# [Aim]
Can you print the data exactly and leave out each image?

# [Supplied entries]
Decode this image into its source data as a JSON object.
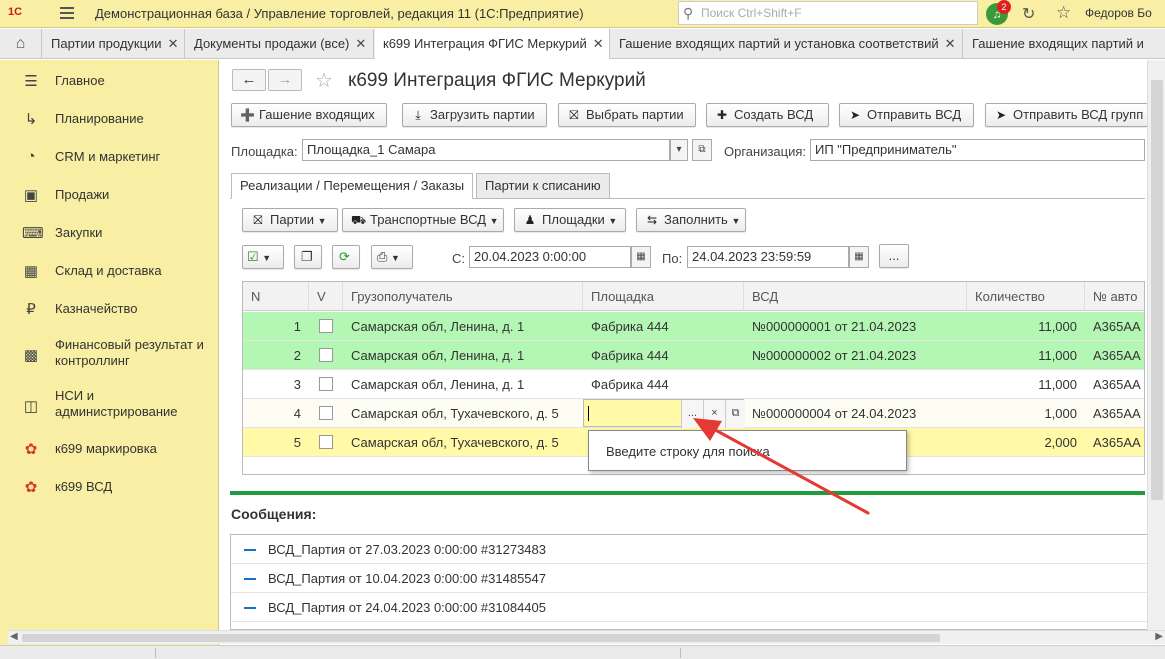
{
  "topbar": {
    "logo": "1С",
    "app_title": "Демонстрационная база / Управление торговлей, редакция 11  (1С:Предприятие)",
    "search_placeholder": "Поиск Ctrl+Shift+F",
    "notification_count": "2",
    "user": "Федоров Бо"
  },
  "tabs": [
    {
      "label": "Партии продукции"
    },
    {
      "label": "Документы продажи (все)"
    },
    {
      "label": "к699 Интеграция ФГИС Меркурий"
    },
    {
      "label": "Гашение входящих партий и установка соответствий"
    },
    {
      "label": "Гашение входящих партий и"
    }
  ],
  "sidebar": {
    "items": [
      {
        "label": "Главное",
        "icon": "list-icon"
      },
      {
        "label": "Планирование",
        "icon": "planning-icon"
      },
      {
        "label": "CRM и маркетинг",
        "icon": "pie-chart-icon"
      },
      {
        "label": "Продажи",
        "icon": "bag-icon"
      },
      {
        "label": "Закупки",
        "icon": "cart-icon"
      },
      {
        "label": "Склад и доставка",
        "icon": "warehouse-icon"
      },
      {
        "label": "Казначейство",
        "icon": "ruble-icon"
      },
      {
        "label": "Финансовый результат и контроллинг",
        "icon": "chart-icon"
      },
      {
        "label": "НСИ и администрирование",
        "icon": "settings-icon"
      },
      {
        "label": "к699 маркировка",
        "icon": "marking-icon"
      },
      {
        "label": "к699 ВСД",
        "icon": "vsd-icon"
      }
    ]
  },
  "page": {
    "title": "к699 Интеграция ФГИС Меркурий",
    "back_icon": "arrow-left-icon",
    "forward_icon": "arrow-right-icon"
  },
  "toolbar": {
    "buttons": [
      {
        "label": "Гашение входящих",
        "icon": "plus-icon"
      },
      {
        "label": "Загрузить партии",
        "icon": "download-icon"
      },
      {
        "label": "Выбрать партии",
        "icon": "basket-icon"
      },
      {
        "label": "Создать ВСД",
        "icon": "plus-icon"
      },
      {
        "label": "Отправить ВСД",
        "icon": "send-icon"
      },
      {
        "label": "Отправить ВСД групп",
        "icon": "send-icon"
      }
    ]
  },
  "filters": {
    "site_label": "Площадка:",
    "site_value": "Площадка_1 Самара",
    "org_label": "Организация:",
    "org_value": "ИП \"Предприниматель\""
  },
  "page_tabs": [
    {
      "label": "Реализации / Перемещения / Заказы",
      "active": true
    },
    {
      "label": "Партии к списанию",
      "active": false
    }
  ],
  "subtoolbar": {
    "buttons": [
      {
        "label": "Партии",
        "icon": "basket-icon"
      },
      {
        "label": "Транспортные ВСД",
        "icon": "truck-icon"
      },
      {
        "label": "Площадки",
        "icon": "person-icon"
      },
      {
        "label": "Заполнить",
        "icon": "swap-icon"
      }
    ]
  },
  "period": {
    "from_label": "С:",
    "from_value": "20.04.2023  0:00:00",
    "to_label": "По:",
    "to_value": "24.04.2023 23:59:59",
    "more_label": "..."
  },
  "table": {
    "columns": [
      "N",
      "V",
      "Грузополучатель",
      "Площадка",
      "ВСД",
      "Количество",
      "№ авто"
    ],
    "rows": [
      {
        "n": "1",
        "consignee": "Самарская обл, Ленина, д. 1",
        "site": "Фабрика 444",
        "vsd": "№000000001 от 21.04.2023",
        "qty": "11,000",
        "auto": "А365АА",
        "highlight": "green"
      },
      {
        "n": "2",
        "consignee": "Самарская обл, Ленина, д. 1",
        "site": "Фабрика 444",
        "vsd": "№000000002 от 21.04.2023",
        "qty": "11,000",
        "auto": "А365АА",
        "highlight": "green"
      },
      {
        "n": "3",
        "consignee": "Самарская обл, Ленина, д. 1",
        "site": "Фабрика 444",
        "vsd": "",
        "qty": "11,000",
        "auto": "А365АА",
        "highlight": "none"
      },
      {
        "n": "4",
        "consignee": "Самарская обл, Тухачевского, д. 5",
        "site": "",
        "vsd": "№000000004 от 24.04.2023",
        "qty": "1,000",
        "auto": "А365АА",
        "highlight": "editing"
      },
      {
        "n": "5",
        "consignee": "Самарская обл, Тухачевского, д. 5",
        "site": "",
        "vsd": "",
        "qty": "2,000",
        "auto": "А365АА",
        "highlight": "yellow"
      }
    ],
    "edit_select_label": "...",
    "edit_clear_label": "×",
    "popup_text": "Введите строку для поиска"
  },
  "messages": {
    "title": "Сообщения:",
    "items": [
      "ВСД_Партия от 27.03.2023 0:00:00 #31273483",
      "ВСД_Партия от 10.04.2023 0:00:00 #31485547",
      "ВСД_Партия от 24.04.2023 0:00:00 #31084405"
    ]
  },
  "colors": {
    "sidebar_bg": "#f8eea4",
    "row_green": "#b4f7b4",
    "row_yellow": "#fff9a8",
    "accent_green": "#1f9a3c",
    "annotation_arrow": "#e53935"
  }
}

# [Result]
Decode this image into its source data as a JSON object.
{
  "topbar": {
    "logo": "1С",
    "app_title": "Демонстрационная база / Управление торговлей, редакция 11  (1С:Предприятие)",
    "search_placeholder": "Поиск Ctrl+Shift+F",
    "notification_count": "2",
    "user": "Федоров Бо"
  },
  "tabs": [
    {
      "label": "Партии продукции"
    },
    {
      "label": "Документы продажи (все)"
    },
    {
      "label": "к699 Интеграция ФГИС Меркурий"
    },
    {
      "label": "Гашение входящих партий и установка соответствий"
    },
    {
      "label": "Гашение входящих партий и"
    }
  ],
  "sidebar": {
    "items": [
      {
        "label": "Главное",
        "icon": "list-icon"
      },
      {
        "label": "Планирование",
        "icon": "planning-icon"
      },
      {
        "label": "CRM и маркетинг",
        "icon": "pie-chart-icon"
      },
      {
        "label": "Продажи",
        "icon": "bag-icon"
      },
      {
        "label": "Закупки",
        "icon": "cart-icon"
      },
      {
        "label": "Склад и доставка",
        "icon": "warehouse-icon"
      },
      {
        "label": "Казначейство",
        "icon": "ruble-icon"
      },
      {
        "label": "Финансовый результат и контроллинг",
        "icon": "chart-icon"
      },
      {
        "label": "НСИ и администрирование",
        "icon": "settings-icon"
      },
      {
        "label": "к699 маркировка",
        "icon": "marking-icon"
      },
      {
        "label": "к699 ВСД",
        "icon": "vsd-icon"
      }
    ]
  },
  "page": {
    "title": "к699 Интеграция ФГИС Меркурий",
    "back_icon": "arrow-left-icon",
    "forward_icon": "arrow-right-icon"
  },
  "toolbar": {
    "buttons": [
      {
        "label": "Гашение входящих",
        "icon": "plus-icon"
      },
      {
        "label": "Загрузить партии",
        "icon": "download-icon"
      },
      {
        "label": "Выбрать партии",
        "icon": "basket-icon"
      },
      {
        "label": "Создать ВСД",
        "icon": "plus-icon"
      },
      {
        "label": "Отправить ВСД",
        "icon": "send-icon"
      },
      {
        "label": "Отправить ВСД групп",
        "icon": "send-icon"
      }
    ]
  },
  "filters": {
    "site_label": "Площадка:",
    "site_value": "Площадка_1 Самара",
    "org_label": "Организация:",
    "org_value": "ИП \"Предприниматель\""
  },
  "page_tabs": [
    {
      "label": "Реализации / Перемещения / Заказы",
      "active": true
    },
    {
      "label": "Партии к списанию",
      "active": false
    }
  ],
  "subtoolbar": {
    "buttons": [
      {
        "label": "Партии",
        "icon": "basket-icon"
      },
      {
        "label": "Транспортные ВСД",
        "icon": "truck-icon"
      },
      {
        "label": "Площадки",
        "icon": "person-icon"
      },
      {
        "label": "Заполнить",
        "icon": "swap-icon"
      }
    ]
  },
  "period": {
    "from_label": "С:",
    "from_value": "20.04.2023  0:00:00",
    "to_label": "По:",
    "to_value": "24.04.2023 23:59:59",
    "more_label": "..."
  },
  "table": {
    "columns": [
      "N",
      "V",
      "Грузополучатель",
      "Площадка",
      "ВСД",
      "Количество",
      "№ авто"
    ],
    "rows": [
      {
        "n": "1",
        "consignee": "Самарская обл, Ленина, д. 1",
        "site": "Фабрика 444",
        "vsd": "№000000001 от 21.04.2023",
        "qty": "11,000",
        "auto": "А365АА",
        "highlight": "green"
      },
      {
        "n": "2",
        "consignee": "Самарская обл, Ленина, д. 1",
        "site": "Фабрика 444",
        "vsd": "№000000002 от 21.04.2023",
        "qty": "11,000",
        "auto": "А365АА",
        "highlight": "green"
      },
      {
        "n": "3",
        "consignee": "Самарская обл, Ленина, д. 1",
        "site": "Фабрика 444",
        "vsd": "",
        "qty": "11,000",
        "auto": "А365АА",
        "highlight": "none"
      },
      {
        "n": "4",
        "consignee": "Самарская обл, Тухачевского, д. 5",
        "site": "",
        "vsd": "№000000004 от 24.04.2023",
        "qty": "1,000",
        "auto": "А365АА",
        "highlight": "editing"
      },
      {
        "n": "5",
        "consignee": "Самарская обл, Тухачевского, д. 5",
        "site": "",
        "vsd": "",
        "qty": "2,000",
        "auto": "А365АА",
        "highlight": "yellow"
      }
    ],
    "edit_select_label": "...",
    "edit_clear_label": "×",
    "popup_text": "Введите строку для поиска"
  },
  "messages": {
    "title": "Сообщения:",
    "items": [
      "ВСД_Партия от 27.03.2023 0:00:00 #31273483",
      "ВСД_Партия от 10.04.2023 0:00:00 #31485547",
      "ВСД_Партия от 24.04.2023 0:00:00 #31084405"
    ]
  },
  "colors": {
    "sidebar_bg": "#f8eea4",
    "row_green": "#b4f7b4",
    "row_yellow": "#fff9a8",
    "accent_green": "#1f9a3c",
    "annotation_arrow": "#e53935"
  }
}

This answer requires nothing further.